Exercise details:
Wherever "compatible" appears in a line, copy that line.

[Dataset records]

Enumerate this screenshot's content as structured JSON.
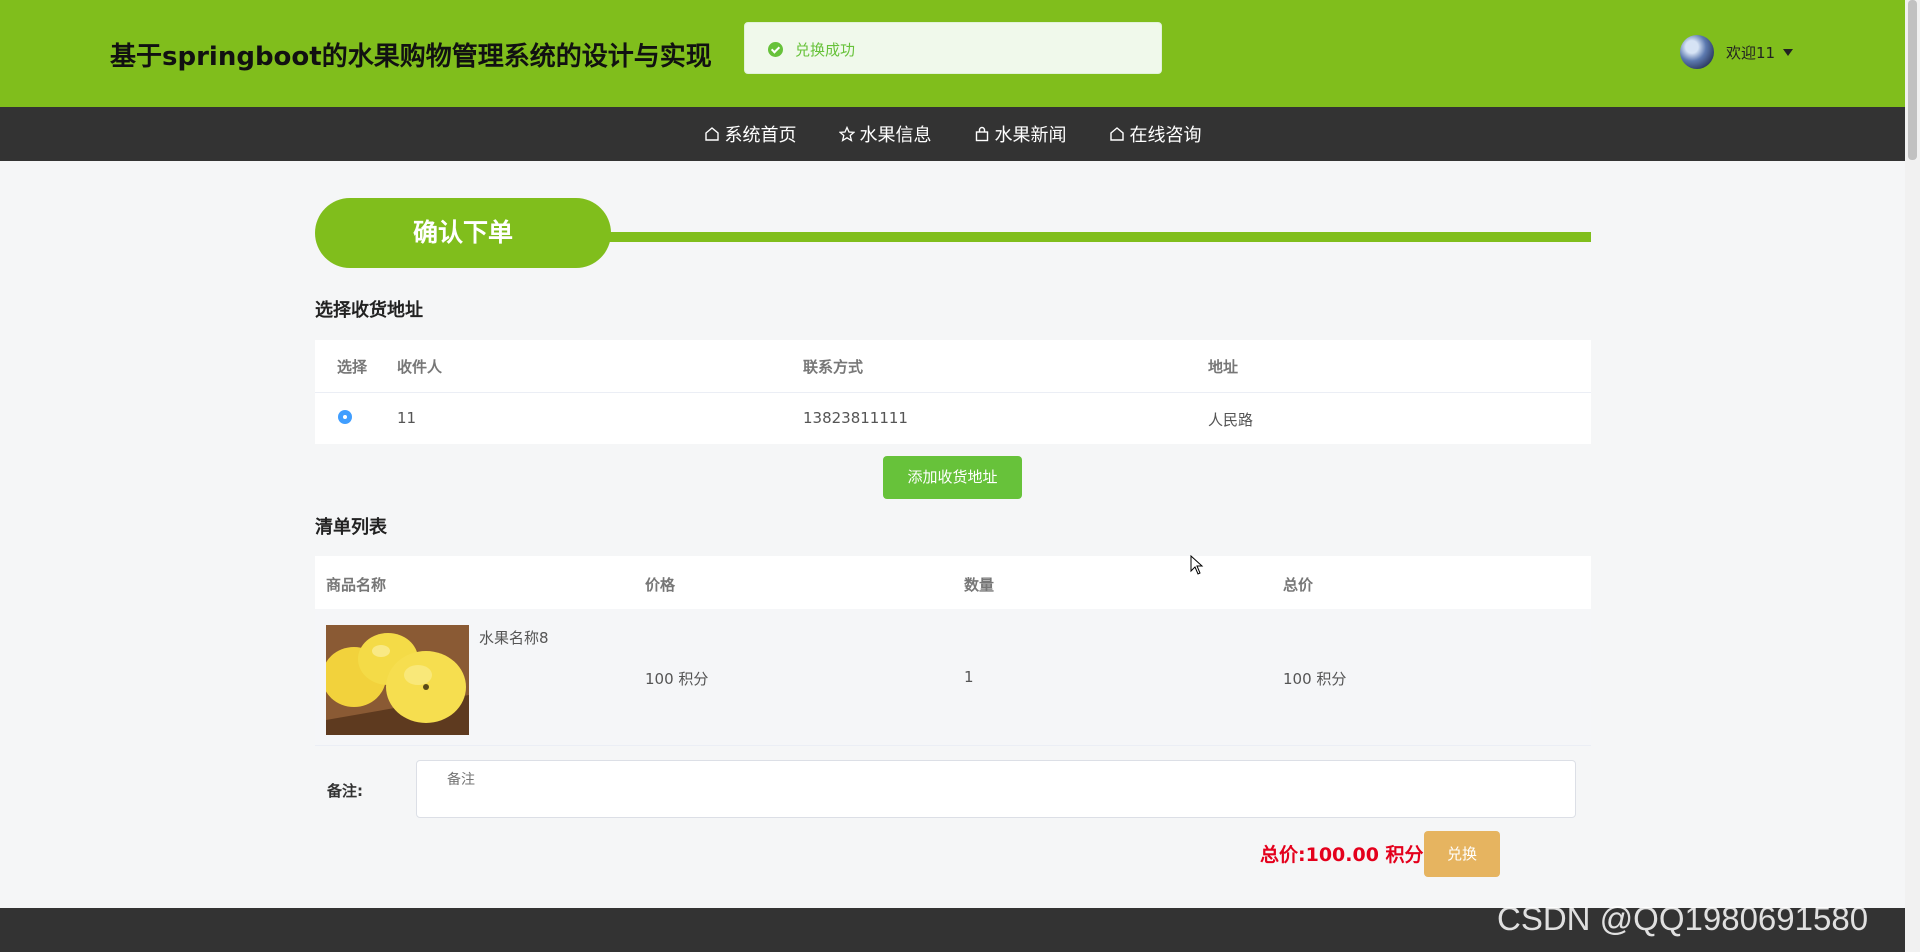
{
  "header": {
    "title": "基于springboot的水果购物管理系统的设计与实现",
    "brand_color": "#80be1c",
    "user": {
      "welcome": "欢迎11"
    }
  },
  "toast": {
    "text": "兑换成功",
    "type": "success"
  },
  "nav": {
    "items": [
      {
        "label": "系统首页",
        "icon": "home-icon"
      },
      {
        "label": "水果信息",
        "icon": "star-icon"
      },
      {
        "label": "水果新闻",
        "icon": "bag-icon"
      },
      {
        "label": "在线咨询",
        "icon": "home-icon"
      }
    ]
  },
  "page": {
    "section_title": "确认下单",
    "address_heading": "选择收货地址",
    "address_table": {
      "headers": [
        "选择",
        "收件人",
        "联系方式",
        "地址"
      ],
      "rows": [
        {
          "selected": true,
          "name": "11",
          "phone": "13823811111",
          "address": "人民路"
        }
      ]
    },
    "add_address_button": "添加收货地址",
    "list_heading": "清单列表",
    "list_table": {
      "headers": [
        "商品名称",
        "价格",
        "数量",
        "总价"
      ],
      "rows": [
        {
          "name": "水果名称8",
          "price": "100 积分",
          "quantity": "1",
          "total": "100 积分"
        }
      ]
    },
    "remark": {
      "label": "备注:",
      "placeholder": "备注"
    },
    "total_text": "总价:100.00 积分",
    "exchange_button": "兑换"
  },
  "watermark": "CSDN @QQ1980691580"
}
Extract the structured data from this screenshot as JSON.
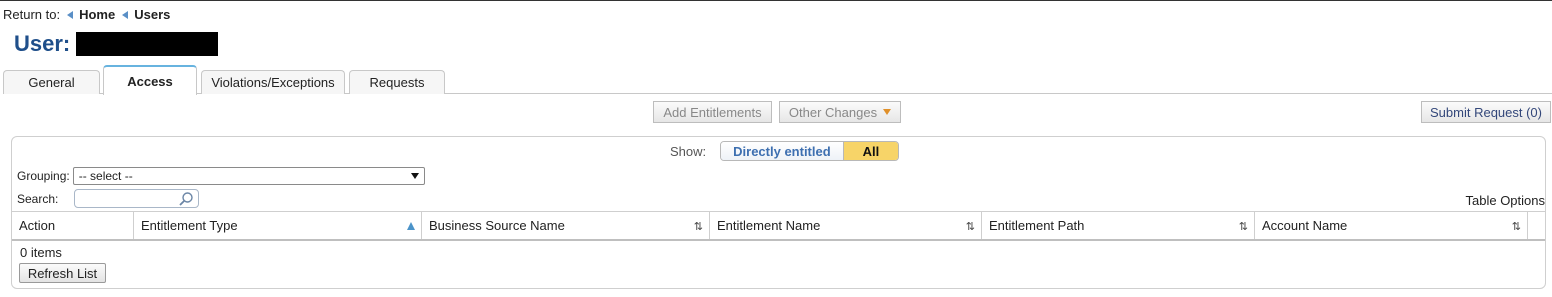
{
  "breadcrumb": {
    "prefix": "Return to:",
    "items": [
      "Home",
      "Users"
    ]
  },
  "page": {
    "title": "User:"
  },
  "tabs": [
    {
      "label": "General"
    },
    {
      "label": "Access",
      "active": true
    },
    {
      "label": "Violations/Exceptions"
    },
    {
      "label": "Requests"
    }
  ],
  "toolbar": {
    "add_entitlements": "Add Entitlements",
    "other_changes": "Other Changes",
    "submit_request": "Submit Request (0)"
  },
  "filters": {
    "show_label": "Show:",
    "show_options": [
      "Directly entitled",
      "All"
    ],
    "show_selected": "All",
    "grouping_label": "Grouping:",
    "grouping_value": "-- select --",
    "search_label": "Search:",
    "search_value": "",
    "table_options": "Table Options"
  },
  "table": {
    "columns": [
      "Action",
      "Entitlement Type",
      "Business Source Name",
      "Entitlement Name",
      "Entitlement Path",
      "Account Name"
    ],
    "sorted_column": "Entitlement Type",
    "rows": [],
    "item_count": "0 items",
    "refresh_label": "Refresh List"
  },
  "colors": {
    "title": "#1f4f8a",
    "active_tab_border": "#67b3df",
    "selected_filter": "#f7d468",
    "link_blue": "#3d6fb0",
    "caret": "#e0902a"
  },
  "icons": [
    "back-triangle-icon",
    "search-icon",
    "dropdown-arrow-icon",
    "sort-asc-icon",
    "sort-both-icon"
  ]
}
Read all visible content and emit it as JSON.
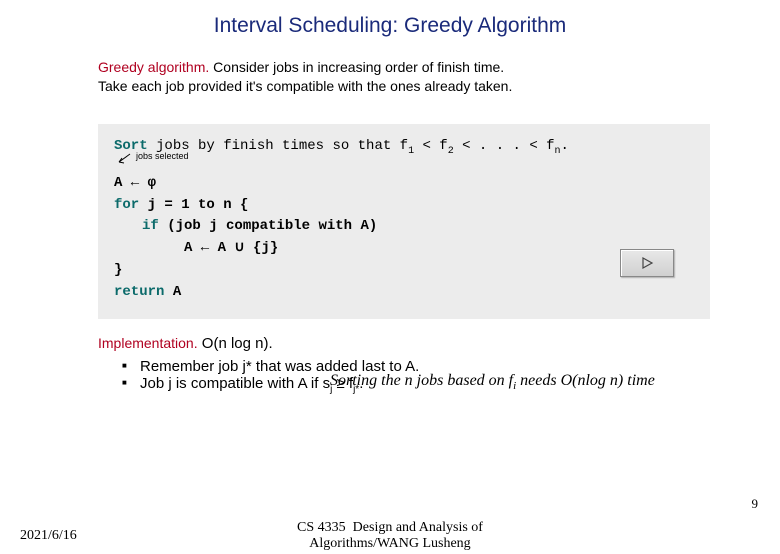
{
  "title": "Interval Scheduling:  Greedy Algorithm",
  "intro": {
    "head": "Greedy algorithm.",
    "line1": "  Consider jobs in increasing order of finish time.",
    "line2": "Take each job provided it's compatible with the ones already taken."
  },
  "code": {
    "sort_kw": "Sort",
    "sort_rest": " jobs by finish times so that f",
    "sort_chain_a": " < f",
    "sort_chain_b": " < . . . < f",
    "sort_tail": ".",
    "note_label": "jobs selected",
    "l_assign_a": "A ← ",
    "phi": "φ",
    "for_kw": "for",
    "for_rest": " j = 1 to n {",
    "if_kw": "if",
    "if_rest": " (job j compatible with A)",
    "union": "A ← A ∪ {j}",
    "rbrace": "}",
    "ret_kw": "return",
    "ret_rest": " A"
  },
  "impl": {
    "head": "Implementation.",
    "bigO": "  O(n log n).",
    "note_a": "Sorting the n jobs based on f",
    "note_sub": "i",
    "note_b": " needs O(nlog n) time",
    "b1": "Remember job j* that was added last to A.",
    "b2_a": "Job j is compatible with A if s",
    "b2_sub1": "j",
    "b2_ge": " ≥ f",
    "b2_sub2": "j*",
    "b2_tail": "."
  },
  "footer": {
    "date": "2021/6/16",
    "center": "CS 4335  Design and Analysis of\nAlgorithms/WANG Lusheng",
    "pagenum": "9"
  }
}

Final result:
    "line2": "Take each job provided it's compatible with the ones already taken."
    "if_rest": " (job j compatible with A)",
    "b2_a": "Job j is compatible with A if s",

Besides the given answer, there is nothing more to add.